[Given task] The listing must be reproduced in full, exactly as it stands.

[Dataset rows]
— Start —
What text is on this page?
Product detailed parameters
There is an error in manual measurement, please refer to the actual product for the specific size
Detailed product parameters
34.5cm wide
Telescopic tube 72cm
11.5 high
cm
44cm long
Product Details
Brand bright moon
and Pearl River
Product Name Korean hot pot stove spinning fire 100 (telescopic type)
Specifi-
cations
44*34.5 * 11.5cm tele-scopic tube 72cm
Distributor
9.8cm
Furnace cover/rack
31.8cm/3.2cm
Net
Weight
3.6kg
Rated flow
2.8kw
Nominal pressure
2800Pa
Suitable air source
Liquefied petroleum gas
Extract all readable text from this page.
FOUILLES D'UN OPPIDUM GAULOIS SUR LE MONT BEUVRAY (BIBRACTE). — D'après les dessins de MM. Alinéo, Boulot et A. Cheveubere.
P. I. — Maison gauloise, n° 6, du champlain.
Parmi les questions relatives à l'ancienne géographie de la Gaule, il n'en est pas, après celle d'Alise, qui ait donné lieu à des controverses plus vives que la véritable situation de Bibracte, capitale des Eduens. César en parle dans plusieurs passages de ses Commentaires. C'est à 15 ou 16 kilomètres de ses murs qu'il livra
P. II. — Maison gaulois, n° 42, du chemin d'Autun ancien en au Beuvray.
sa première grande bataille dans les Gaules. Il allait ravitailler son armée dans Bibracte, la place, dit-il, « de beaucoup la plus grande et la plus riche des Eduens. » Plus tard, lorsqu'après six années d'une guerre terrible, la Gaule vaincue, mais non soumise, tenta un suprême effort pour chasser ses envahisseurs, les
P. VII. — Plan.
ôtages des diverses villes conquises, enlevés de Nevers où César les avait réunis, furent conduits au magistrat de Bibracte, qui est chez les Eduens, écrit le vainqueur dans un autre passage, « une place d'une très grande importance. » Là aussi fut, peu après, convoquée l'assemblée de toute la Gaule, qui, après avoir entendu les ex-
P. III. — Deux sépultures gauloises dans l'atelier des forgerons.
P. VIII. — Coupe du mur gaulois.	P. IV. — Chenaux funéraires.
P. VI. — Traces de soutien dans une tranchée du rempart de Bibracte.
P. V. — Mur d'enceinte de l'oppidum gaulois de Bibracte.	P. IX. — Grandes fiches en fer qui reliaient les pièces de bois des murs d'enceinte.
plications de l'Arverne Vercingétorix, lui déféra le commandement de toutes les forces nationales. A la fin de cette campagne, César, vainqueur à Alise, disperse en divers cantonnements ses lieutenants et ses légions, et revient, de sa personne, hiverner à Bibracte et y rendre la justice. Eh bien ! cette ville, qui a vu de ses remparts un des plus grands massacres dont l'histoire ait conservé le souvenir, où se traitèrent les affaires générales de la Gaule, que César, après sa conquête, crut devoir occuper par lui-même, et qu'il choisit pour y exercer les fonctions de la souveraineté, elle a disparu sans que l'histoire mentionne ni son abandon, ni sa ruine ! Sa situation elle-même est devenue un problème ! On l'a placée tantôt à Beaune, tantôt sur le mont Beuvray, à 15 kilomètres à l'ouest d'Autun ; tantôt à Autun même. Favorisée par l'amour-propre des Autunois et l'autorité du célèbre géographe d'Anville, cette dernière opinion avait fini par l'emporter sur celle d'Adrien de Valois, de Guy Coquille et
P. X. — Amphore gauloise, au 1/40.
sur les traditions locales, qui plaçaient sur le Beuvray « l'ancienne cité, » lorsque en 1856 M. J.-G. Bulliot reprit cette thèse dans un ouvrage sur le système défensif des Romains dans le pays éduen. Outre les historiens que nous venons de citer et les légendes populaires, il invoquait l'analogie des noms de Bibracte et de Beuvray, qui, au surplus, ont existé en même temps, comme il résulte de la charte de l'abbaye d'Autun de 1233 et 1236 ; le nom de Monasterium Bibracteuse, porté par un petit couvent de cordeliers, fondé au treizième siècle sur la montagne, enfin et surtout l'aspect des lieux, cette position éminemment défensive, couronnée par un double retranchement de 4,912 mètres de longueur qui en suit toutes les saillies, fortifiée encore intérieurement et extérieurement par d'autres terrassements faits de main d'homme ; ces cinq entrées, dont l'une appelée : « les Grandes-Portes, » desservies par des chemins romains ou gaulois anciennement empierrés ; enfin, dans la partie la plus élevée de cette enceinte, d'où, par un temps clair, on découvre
— End —
[Output below]
What text is on this page?
Product detailed parameters
There is an error in manual measurement, please refer to the actual product for the specific size
Detailed product parameters
34.5cm wide
Telescopic tube 72cm
11.5 high
cm
44cm long
Product Details
Brand bright moon
and Pearl River
Product Name Korean hot pot stove spinning fire 100 (telescopic type)
Specifi-
cations
44*34.5 * 11.5cm tele-scopic tube 72cm
Distributor
9.8cm
Furnace cover/rack
31.8cm/3.2cm
Net
Weight
3.6kg
Rated flow
2.8kw
Nominal pressure
2800Pa
Suitable air source
Liquefied petroleum gas
Extract all readable text from this page.
FOUILLES D'UN OPPIDUM GAULOIS SUR LE MONT BEUVRAY (BIBRACTE). — D'après les dessins de MM. Alinéo, Boulot et A. Cheveubere.
P. I. — Maison gauloise, n° 6, du champlain.
Parmi les questions relatives à l'ancienne géographie de la Gaule, il n'en est pas, après celle d'Alise, qui ait donné lieu à des controverses plus vives que la véritable situation de Bibracte, capitale des Eduens. César en parle dans plusieurs passages de ses Commentaires. C'est à 15 ou 16 kilomètres de ses murs qu'il livra
P. II. — Maison gaulois, n° 42, du chemin d'Autun ancien en au Beuvray.
sa première grande bataille dans les Gaules. Il allait ravitailler son armée dans Bibracte, la place, dit-il, « de beaucoup la plus grande et la plus riche des Eduens. » Plus tard, lorsqu'après six années d'une guerre terrible, la Gaule vaincue, mais non soumise, tenta un suprême effort pour chasser ses envahisseurs, les
P. VII. — Plan.
ôtages des diverses villes conquises, enlevés de Nevers où César les avait réunis, furent conduits au magistrat de Bibracte, qui est chez les Eduens, écrit le vainqueur dans un autre passage, « une place d'une très grande importance. » Là aussi fut, peu après, convoquée l'assemblée de toute la Gaule, qui, après avoir entendu les ex-
P. III. — Deux sépultures gauloises dans l'atelier des forgerons.
P. VIII. — Coupe du mur gaulois.	P. IV. — Chenaux funéraires.
P. VI. — Traces de soutien dans une tranchée du rempart de Bibracte.
P. V. — Mur d'enceinte de l'oppidum gaulois de Bibracte.	P. IX. — Grandes fiches en fer qui reliaient les pièces de bois des murs d'enceinte.
plications de l'Arverne Vercingétorix, lui déféra le commandement de toutes les forces nationales. A la fin de cette campagne, César, vainqueur à Alise, disperse en divers cantonnements ses lieutenants et ses légions, et revient, de sa personne, hiverner à Bibracte et y rendre la justice. Eh bien ! cette ville, qui a vu de ses remparts un des plus grands massacres dont l'histoire ait conservé le souvenir, où se traitèrent les affaires générales de la Gaule, que César, après sa conquête, crut devoir occuper par lui-même, et qu'il choisit pour y exercer les fonctions de la souveraineté, elle a disparu sans que l'histoire mentionne ni son abandon, ni sa ruine ! Sa situation elle-même est devenue un problème ! On l'a placée tantôt à Beaune, tantôt sur le mont Beuvray, à 15 kilomètres à l'ouest d'Autun ; tantôt à Autun même. Favorisée par l'amour-propre des Autunois et l'autorité du célèbre géographe d'Anville, cette dernière opinion avait fini par l'emporter sur celle d'Adrien de Valois, de Guy Coquille et
P. X. — Amphore gauloise, au 1/40.
sur les traditions locales, qui plaçaient sur le Beuvray « l'ancienne cité, » lorsque en 1856 M. J.-G. Bulliot reprit cette thèse dans un ouvrage sur le système défensif des Romains dans le pays éduen. Outre les historiens que nous venons de citer et les légendes populaires, il invoquait l'analogie des noms de Bibracte et de Beuvray, qui, au surplus, ont existé en même temps, comme il résulte de la charte de l'abbaye d'Autun de 1233 et 1236 ; le nom de Monasterium Bibracteuse, porté par un petit couvent de cordeliers, fondé au treizième siècle sur la montagne, enfin et surtout l'aspect des lieux, cette position éminemment défensive, couronnée par un double retranchement de 4,912 mètres de longueur qui en suit toutes les saillies, fortifiée encore intérieurement et extérieurement par d'autres terrassements faits de main d'homme ; ces cinq entrées, dont l'une appelée : « les Grandes-Portes, » desservies par des chemins romains ou gaulois anciennement empierrés ; enfin, dans la partie la plus élevée de cette enceinte, d'où, par un temps clair, on découvre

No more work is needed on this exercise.